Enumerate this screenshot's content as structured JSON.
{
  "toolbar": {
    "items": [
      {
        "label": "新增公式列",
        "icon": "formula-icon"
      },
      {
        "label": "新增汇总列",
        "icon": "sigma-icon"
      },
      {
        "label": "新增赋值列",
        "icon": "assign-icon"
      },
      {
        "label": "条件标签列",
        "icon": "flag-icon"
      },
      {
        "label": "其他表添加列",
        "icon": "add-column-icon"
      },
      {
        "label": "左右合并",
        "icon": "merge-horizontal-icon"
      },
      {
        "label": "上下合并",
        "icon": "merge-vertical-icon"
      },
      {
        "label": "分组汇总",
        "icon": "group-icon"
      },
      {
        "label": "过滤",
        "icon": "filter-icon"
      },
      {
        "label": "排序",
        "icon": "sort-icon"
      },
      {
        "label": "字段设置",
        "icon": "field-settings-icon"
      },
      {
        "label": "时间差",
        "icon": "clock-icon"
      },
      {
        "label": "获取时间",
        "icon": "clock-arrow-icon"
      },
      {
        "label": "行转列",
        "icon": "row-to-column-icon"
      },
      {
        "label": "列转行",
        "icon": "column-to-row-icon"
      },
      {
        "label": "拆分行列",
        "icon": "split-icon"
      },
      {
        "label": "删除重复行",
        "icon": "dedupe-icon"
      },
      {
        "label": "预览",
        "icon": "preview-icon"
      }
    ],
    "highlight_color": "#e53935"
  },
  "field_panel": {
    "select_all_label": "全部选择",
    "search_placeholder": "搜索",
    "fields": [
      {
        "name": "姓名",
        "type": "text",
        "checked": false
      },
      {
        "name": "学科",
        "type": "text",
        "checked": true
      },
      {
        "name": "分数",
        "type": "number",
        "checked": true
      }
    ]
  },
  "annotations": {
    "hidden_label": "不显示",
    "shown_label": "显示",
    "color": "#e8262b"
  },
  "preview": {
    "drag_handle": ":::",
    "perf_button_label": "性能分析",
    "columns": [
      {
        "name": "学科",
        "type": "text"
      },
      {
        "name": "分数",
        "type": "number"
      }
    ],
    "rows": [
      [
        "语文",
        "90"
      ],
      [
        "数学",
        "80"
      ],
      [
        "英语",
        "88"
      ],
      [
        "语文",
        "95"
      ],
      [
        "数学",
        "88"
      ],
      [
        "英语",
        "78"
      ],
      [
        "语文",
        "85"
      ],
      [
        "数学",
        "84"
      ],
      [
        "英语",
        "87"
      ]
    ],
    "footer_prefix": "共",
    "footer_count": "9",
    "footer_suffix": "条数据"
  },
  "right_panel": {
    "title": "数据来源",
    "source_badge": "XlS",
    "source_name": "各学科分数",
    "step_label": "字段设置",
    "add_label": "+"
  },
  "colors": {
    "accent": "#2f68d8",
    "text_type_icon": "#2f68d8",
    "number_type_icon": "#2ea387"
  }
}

- **WHAT TO DO**:
Each line with the string "clock" in it needs to be found and copied.

- **OUTPUT OF THE EXERCISE**:
        "icon": "clock-icon"
        "icon": "clock-arrow-icon"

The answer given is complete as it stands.